Stated exercise: All the data must come back unchanged, except that pictures are left out.

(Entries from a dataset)
Begin

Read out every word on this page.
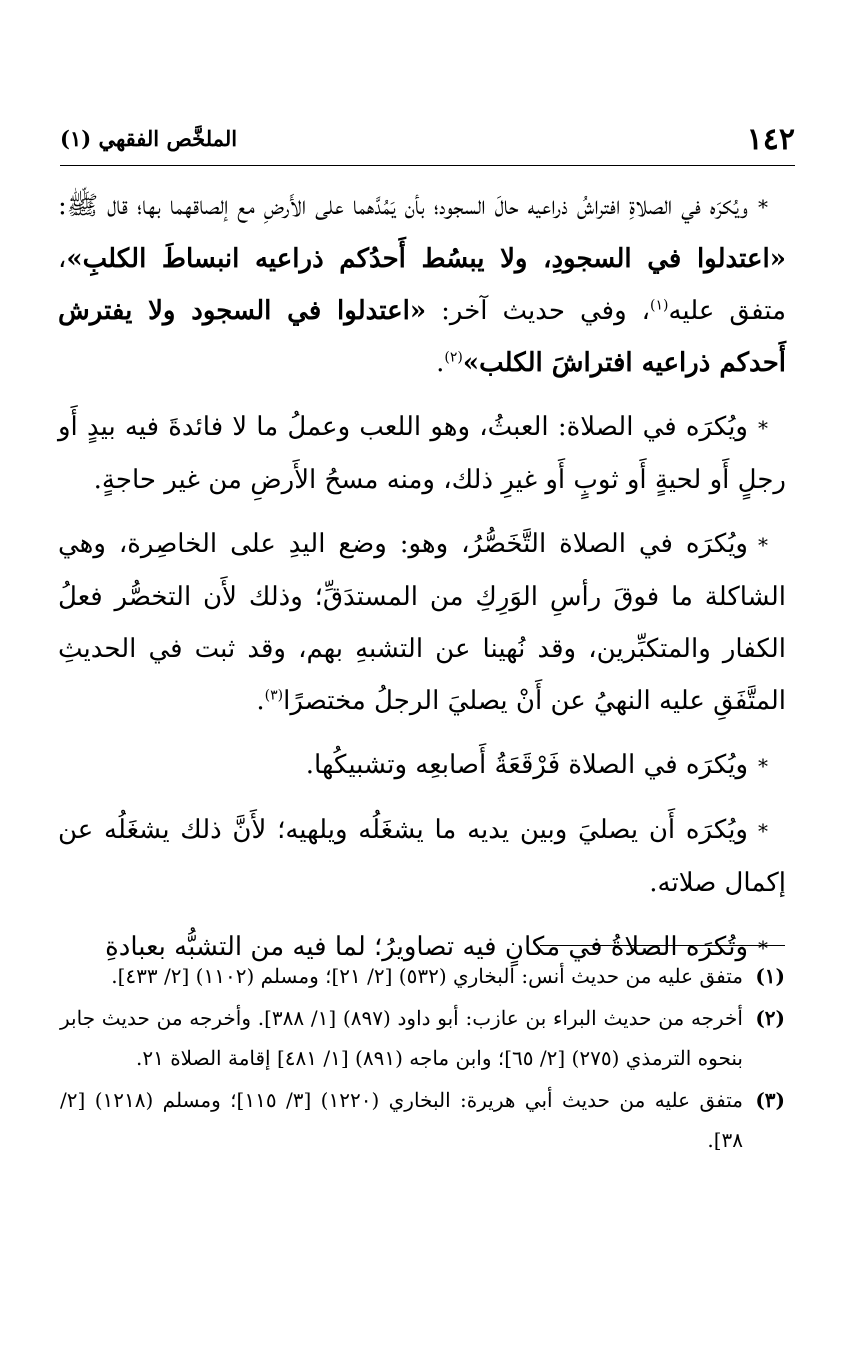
١٤٢
الملخَّص الفقهي (١)

*ويُكرَه في الصلاةِ افتراشُ ذراعيه حالَ السجود؛ بأن يَمُدَّهما على الأَرضِ مع إلصاقهما بها؛ قال ﷺ: «اعتدلوا في السجودِ، ولا يبسُط أَحدُكم ذراعيه انبساطَ الكلبِ»، متفق عليه$^{(١)}$، وفي حديث آخر: «اعتدلوا في السجود ولا يفترش أَحدكم ذراعيه افتراشَ الكلب»$^{(٢)}$.

*ويُكرَه في الصلاة: العبثُ، وهو اللعب وعملُ ما لا فائدةَ فيه بيدٍ أَو رجلٍ أَو لحيةٍ أَو ثوبٍ أَو غيرِ ذلك، ومنه مسحُ الأَرضِ من غير حاجةٍ.

*ويُكرَه في الصلاة التَّخَصُّرُ، وهو: وضع اليدِ على الخاصِرة، وهي الشاكلة ما فوقَ رأسِ الوَرِكِ من المستدَقِّ؛ وذلك لأَن التخصُّر فعلُ الكفار والمتكبِّرين، وقد نُهينا عن التشبهِ بهم، وقد ثبت في الحديثِ المتَّفَقِ عليه النهيُ عن أَنْ يصليَ الرجلُ مختصرًا$^{(٣)}$.

*ويُكرَه في الصلاة فَرْقَعَةُ أَصابعِه وتشبيكُها.

*ويُكرَه أَن يصليَ وبين يديه ما يشغَلُه ويلهيه؛ لأَنَّ ذلك يشغَلُه عن إكمال صلاته.

*وتُكرَه الصلاةُ في مكانٍ فيه تصاويرُ؛ لما فيه من التشبُّه بعبادةِ

(١)
متفق عليه من حديث أنس: البخاري (٥٣٢) [٢/ ٢١]؛ ومسلم (١١٠٢) [٢/ ٤٣٣].
(٢)
أخرجه من حديث البراء بن عازب: أبو داود (٨٩٧) [١/ ٣٨٨]. وأخرجه من حديث جابر بنحوه الترمذي (٢٧٥) [٢/ ٦٥]؛ وابن ماجه (٨٩١) [١/ ٤٨١] إقامة الصلاة ٢١.
(٣)
متفق عليه من حديث أبي هريرة: البخاري (١٢٢٠) [٣/ ١١٥]؛ ومسلم (١٢١٨) [٢/ ٣٨].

End

Expected answer:
Read out every word on this page.
١٤٢
الملخَّص الفقهي (١)

*ويُكرَه في الصلاةِ افتراشُ ذراعيه حالَ السجود؛ بأن يَمُدَّهما على الأَرضِ مع إلصاقهما بها؛ قال ﷺ: «اعتدلوا في السجودِ، ولا يبسُط أَحدُكم ذراعيه انبساطَ الكلبِ»، متفق عليه$^{(١)}$، وفي حديث آخر: «اعتدلوا في السجود ولا يفترش أَحدكم ذراعيه افتراشَ الكلب»$^{(٢)}$.

*ويُكرَه في الصلاة: العبثُ، وهو اللعب وعملُ ما لا فائدةَ فيه بيدٍ أَو رجلٍ أَو لحيةٍ أَو ثوبٍ أَو غيرِ ذلك، ومنه مسحُ الأَرضِ من غير حاجةٍ.

*ويُكرَه في الصلاة التَّخَصُّرُ، وهو: وضع اليدِ على الخاصِرة، وهي الشاكلة ما فوقَ رأسِ الوَرِكِ من المستدَقِّ؛ وذلك لأَن التخصُّر فعلُ الكفار والمتكبِّرين، وقد نُهينا عن التشبهِ بهم، وقد ثبت في الحديثِ المتَّفَقِ عليه النهيُ عن أَنْ يصليَ الرجلُ مختصرًا$^{(٣)}$.

*ويُكرَه في الصلاة فَرْقَعَةُ أَصابعِه وتشبيكُها.

*ويُكرَه أَن يصليَ وبين يديه ما يشغَلُه ويلهيه؛ لأَنَّ ذلك يشغَلُه عن إكمال صلاته.

*وتُكرَه الصلاةُ في مكانٍ فيه تصاويرُ؛ لما فيه من التشبُّه بعبادةِ

(١)
متفق عليه من حديث أنس: البخاري (٥٣٢) [٢/ ٢١]؛ ومسلم (١١٠٢) [٢/ ٤٣٣].
(٢)
أخرجه من حديث البراء بن عازب: أبو داود (٨٩٧) [١/ ٣٨٨]. وأخرجه من حديث جابر بنحوه الترمذي (٢٧٥) [٢/ ٦٥]؛ وابن ماجه (٨٩١) [١/ ٤٨١] إقامة الصلاة ٢١.
(٣)
متفق عليه من حديث أبي هريرة: البخاري (١٢٢٠) [٣/ ١١٥]؛ ومسلم (١٢١٨) [٢/ ٣٨].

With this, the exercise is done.